TASK OBJECTIVE: Say how many lines include the word "的取值范围为". Reply with nothing but the number.
[begin RECORDS PROVIDED]
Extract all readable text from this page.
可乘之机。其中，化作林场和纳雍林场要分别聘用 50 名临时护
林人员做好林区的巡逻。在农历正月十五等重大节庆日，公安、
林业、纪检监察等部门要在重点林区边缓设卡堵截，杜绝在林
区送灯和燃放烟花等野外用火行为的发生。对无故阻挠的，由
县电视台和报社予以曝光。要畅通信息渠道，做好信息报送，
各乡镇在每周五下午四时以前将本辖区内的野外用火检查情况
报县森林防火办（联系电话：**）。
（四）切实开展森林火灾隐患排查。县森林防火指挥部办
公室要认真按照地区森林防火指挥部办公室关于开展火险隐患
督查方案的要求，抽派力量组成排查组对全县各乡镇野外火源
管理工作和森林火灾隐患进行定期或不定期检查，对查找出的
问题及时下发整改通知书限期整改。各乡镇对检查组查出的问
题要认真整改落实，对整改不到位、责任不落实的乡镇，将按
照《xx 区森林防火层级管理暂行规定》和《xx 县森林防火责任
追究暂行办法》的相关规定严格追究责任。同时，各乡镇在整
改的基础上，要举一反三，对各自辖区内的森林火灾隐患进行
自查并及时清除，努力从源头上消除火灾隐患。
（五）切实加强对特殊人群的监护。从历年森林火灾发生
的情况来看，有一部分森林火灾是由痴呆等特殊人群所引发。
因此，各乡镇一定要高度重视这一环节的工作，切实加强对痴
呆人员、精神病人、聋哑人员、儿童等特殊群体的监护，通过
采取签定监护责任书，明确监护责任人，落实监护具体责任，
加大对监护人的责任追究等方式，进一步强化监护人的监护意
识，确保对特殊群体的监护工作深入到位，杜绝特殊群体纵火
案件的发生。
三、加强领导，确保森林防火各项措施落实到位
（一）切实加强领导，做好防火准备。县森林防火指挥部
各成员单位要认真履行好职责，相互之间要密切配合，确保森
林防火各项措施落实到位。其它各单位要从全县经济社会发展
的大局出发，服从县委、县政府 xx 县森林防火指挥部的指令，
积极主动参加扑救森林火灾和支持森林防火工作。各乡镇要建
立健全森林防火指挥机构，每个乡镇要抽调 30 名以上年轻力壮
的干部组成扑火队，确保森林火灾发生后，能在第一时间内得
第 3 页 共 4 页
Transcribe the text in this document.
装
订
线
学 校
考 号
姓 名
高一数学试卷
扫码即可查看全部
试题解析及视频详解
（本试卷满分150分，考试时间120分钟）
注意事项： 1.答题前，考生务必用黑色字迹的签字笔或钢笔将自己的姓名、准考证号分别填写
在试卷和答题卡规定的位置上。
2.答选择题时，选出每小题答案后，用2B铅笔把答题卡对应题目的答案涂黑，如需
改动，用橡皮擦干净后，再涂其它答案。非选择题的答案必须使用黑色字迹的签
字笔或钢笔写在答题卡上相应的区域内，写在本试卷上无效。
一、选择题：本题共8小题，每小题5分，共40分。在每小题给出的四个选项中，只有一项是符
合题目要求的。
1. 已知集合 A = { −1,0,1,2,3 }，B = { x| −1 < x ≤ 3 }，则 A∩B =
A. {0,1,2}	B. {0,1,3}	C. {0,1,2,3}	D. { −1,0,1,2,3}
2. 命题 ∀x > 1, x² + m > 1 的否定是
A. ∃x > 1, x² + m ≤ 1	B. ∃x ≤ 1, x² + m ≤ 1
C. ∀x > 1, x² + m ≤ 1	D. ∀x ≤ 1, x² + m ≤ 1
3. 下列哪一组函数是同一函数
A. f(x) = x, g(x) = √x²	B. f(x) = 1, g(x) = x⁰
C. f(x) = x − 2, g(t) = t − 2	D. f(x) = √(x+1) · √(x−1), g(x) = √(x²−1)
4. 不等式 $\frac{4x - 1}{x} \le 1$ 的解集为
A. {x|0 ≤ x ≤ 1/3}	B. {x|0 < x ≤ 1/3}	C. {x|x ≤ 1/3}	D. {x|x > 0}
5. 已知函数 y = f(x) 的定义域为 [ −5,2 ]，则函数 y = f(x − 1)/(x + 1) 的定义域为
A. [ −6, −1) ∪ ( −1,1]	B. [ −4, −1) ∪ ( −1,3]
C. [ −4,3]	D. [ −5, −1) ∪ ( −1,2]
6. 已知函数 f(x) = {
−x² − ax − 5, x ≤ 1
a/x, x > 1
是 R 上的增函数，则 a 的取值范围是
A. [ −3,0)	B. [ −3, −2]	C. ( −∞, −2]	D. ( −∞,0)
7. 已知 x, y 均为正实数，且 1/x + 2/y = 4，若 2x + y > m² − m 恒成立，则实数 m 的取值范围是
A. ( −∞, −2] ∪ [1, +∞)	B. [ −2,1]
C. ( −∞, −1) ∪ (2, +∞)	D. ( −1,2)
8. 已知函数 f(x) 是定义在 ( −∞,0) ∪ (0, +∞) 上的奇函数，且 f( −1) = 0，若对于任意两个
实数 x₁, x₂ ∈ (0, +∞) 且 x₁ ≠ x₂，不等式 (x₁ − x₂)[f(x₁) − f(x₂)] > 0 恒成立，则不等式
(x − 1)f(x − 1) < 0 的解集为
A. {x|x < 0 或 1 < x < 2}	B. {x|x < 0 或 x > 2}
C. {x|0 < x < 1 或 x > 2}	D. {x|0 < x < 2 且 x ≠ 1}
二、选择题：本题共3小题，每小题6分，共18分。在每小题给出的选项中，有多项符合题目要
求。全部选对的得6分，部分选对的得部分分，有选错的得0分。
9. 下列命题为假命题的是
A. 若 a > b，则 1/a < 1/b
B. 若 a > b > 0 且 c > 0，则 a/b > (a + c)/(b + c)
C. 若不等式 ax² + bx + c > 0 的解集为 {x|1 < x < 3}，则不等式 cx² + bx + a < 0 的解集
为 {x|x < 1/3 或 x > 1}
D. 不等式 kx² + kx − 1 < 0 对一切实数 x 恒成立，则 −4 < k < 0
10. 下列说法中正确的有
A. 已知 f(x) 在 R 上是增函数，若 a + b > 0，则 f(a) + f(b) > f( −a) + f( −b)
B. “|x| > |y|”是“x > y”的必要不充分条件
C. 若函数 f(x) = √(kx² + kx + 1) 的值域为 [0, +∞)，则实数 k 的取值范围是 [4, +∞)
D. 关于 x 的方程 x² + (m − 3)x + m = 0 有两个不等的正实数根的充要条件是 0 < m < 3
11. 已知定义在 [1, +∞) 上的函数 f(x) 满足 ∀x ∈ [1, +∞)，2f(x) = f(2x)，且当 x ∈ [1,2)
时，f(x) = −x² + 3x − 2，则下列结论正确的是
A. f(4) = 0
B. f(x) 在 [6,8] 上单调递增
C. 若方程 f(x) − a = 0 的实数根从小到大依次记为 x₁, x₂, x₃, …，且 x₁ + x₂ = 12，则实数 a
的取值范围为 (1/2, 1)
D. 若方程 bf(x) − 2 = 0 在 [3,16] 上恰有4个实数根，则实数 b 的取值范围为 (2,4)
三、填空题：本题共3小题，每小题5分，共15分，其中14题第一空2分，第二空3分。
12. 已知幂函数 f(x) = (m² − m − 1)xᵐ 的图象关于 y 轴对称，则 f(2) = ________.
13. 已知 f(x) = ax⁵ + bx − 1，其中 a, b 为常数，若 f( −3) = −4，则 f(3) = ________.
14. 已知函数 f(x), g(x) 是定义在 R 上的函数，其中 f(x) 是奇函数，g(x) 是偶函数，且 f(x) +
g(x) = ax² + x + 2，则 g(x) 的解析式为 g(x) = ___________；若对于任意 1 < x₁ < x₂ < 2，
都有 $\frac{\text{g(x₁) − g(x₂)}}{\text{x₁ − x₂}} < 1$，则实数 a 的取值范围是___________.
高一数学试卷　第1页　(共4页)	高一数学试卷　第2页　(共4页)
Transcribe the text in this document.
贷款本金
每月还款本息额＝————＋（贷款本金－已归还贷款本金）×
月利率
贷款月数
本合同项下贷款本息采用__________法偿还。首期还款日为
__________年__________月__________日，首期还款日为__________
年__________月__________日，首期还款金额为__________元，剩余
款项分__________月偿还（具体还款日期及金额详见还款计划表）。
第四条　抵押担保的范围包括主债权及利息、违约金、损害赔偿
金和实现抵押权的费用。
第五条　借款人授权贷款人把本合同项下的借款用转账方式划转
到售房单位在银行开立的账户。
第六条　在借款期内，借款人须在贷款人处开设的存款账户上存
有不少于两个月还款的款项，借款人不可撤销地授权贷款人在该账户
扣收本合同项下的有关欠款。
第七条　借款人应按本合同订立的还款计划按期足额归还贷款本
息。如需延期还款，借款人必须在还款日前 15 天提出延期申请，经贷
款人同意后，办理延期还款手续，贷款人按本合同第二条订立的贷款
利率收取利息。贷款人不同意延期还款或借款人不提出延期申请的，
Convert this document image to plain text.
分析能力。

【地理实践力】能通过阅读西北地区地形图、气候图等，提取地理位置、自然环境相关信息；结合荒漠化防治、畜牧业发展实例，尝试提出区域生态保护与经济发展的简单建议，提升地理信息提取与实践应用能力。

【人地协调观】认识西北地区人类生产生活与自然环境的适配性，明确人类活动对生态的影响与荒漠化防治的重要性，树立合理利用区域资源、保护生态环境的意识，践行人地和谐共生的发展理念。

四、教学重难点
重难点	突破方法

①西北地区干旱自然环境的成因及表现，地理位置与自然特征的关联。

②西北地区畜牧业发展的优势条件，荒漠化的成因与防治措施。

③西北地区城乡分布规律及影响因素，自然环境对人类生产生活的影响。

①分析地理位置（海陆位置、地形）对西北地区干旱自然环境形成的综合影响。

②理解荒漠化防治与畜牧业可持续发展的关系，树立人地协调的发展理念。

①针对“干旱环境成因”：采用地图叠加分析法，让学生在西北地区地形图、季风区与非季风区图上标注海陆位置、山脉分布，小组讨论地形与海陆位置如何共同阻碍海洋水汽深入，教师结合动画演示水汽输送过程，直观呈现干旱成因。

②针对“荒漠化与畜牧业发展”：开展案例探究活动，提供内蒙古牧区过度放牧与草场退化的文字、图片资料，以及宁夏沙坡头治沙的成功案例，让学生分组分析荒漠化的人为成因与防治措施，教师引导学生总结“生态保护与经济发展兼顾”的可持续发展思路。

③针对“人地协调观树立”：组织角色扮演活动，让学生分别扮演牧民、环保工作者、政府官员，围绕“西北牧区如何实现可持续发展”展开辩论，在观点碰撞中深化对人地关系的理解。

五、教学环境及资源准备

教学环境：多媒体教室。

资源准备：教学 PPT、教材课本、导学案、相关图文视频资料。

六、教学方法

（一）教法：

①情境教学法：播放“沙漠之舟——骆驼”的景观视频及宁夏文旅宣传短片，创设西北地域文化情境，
[end RECORDS PROVIDED]
OUTPUT FOR THIS EXERCISE: 2